▶ Dataset entries:
════════════════
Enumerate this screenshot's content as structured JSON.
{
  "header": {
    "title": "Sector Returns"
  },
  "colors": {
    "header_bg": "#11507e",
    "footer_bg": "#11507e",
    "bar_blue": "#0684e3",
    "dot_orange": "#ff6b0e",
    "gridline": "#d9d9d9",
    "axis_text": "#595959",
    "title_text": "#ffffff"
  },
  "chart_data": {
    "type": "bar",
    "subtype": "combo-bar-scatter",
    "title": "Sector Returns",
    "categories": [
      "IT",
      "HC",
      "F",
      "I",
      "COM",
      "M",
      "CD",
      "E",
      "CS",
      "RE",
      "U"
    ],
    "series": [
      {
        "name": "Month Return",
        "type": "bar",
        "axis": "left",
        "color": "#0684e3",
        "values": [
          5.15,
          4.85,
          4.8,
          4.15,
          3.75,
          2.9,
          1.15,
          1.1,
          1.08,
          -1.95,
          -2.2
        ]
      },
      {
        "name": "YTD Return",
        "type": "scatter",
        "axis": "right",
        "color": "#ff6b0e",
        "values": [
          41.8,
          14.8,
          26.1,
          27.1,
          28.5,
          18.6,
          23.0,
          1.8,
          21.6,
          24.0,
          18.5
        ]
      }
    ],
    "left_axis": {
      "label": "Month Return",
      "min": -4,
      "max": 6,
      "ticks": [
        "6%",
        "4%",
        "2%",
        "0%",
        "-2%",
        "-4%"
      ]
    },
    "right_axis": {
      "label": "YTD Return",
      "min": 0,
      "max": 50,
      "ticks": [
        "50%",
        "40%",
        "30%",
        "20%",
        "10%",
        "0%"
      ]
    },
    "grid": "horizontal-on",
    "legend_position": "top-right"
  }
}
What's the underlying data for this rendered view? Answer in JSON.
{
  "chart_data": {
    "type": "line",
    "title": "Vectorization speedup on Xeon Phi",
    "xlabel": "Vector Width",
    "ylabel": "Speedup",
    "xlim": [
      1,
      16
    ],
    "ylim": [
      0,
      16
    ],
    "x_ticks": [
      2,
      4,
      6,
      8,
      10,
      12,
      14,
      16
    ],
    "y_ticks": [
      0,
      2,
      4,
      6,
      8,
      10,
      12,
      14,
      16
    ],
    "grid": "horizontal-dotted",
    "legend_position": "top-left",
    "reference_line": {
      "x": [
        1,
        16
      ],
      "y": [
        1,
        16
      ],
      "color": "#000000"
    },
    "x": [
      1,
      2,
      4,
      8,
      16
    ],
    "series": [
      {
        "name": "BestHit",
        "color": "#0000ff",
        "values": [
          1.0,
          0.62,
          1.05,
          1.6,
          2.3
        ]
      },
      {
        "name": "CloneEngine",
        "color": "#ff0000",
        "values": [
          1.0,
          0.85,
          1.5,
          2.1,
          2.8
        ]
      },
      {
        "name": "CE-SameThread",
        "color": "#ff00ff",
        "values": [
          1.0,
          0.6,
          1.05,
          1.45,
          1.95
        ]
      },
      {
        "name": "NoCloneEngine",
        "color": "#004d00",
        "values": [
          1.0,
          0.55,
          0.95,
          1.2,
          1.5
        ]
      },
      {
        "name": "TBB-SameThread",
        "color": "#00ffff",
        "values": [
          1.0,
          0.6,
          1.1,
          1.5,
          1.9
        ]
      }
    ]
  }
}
════════════════
▶ Your instructions: Each line must be given again exactly as written above.

▶ Answer below:
Enumerate this screenshot's content as structured JSON.
{
  "header": {
    "title": "Sector Returns"
  },
  "colors": {
    "header_bg": "#11507e",
    "footer_bg": "#11507e",
    "bar_blue": "#0684e3",
    "dot_orange": "#ff6b0e",
    "gridline": "#d9d9d9",
    "axis_text": "#595959",
    "title_text": "#ffffff"
  },
  "chart_data": {
    "type": "bar",
    "subtype": "combo-bar-scatter",
    "title": "Sector Returns",
    "categories": [
      "IT",
      "HC",
      "F",
      "I",
      "COM",
      "M",
      "CD",
      "E",
      "CS",
      "RE",
      "U"
    ],
    "series": [
      {
        "name": "Month Return",
        "type": "bar",
        "axis": "left",
        "color": "#0684e3",
        "values": [
          5.15,
          4.85,
          4.8,
          4.15,
          3.75,
          2.9,
          1.15,
          1.1,
          1.08,
          -1.95,
          -2.2
        ]
      },
      {
        "name": "YTD Return",
        "type": "scatter",
        "axis": "right",
        "color": "#ff6b0e",
        "values": [
          41.8,
          14.8,
          26.1,
          27.1,
          28.5,
          18.6,
          23.0,
          1.8,
          21.6,
          24.0,
          18.5
        ]
      }
    ],
    "left_axis": {
      "label": "Month Return",
      "min": -4,
      "max": 6,
      "ticks": [
        "6%",
        "4%",
        "2%",
        "0%",
        "-2%",
        "-4%"
      ]
    },
    "right_axis": {
      "label": "YTD Return",
      "min": 0,
      "max": 50,
      "ticks": [
        "50%",
        "40%",
        "30%",
        "20%",
        "10%",
        "0%"
      ]
    },
    "grid": "horizontal-on",
    "legend_position": "top-right"
  }
}
What's the underlying data for this rendered view? Answer in JSON.
{
  "chart_data": {
    "type": "line",
    "title": "Vectorization speedup on Xeon Phi",
    "xlabel": "Vector Width",
    "ylabel": "Speedup",
    "xlim": [
      1,
      16
    ],
    "ylim": [
      0,
      16
    ],
    "x_ticks": [
      2,
      4,
      6,
      8,
      10,
      12,
      14,
      16
    ],
    "y_ticks": [
      0,
      2,
      4,
      6,
      8,
      10,
      12,
      14,
      16
    ],
    "grid": "horizontal-dotted",
    "legend_position": "top-left",
    "reference_line": {
      "x": [
        1,
        16
      ],
      "y": [
        1,
        16
      ],
      "color": "#000000"
    },
    "x": [
      1,
      2,
      4,
      8,
      16
    ],
    "series": [
      {
        "name": "BestHit",
        "color": "#0000ff",
        "values": [
          1.0,
          0.62,
          1.05,
          1.6,
          2.3
        ]
      },
      {
        "name": "CloneEngine",
        "color": "#ff0000",
        "values": [
          1.0,
          0.85,
          1.5,
          2.1,
          2.8
        ]
      },
      {
        "name": "CE-SameThread",
        "color": "#ff00ff",
        "values": [
          1.0,
          0.6,
          1.05,
          1.45,
          1.95
        ]
      },
      {
        "name": "NoCloneEngine",
        "color": "#004d00",
        "values": [
          1.0,
          0.55,
          0.95,
          1.2,
          1.5
        ]
      },
      {
        "name": "TBB-SameThread",
        "color": "#00ffff",
        "values": [
          1.0,
          0.6,
          1.1,
          1.5,
          1.9
        ]
      }
    ]
  }
}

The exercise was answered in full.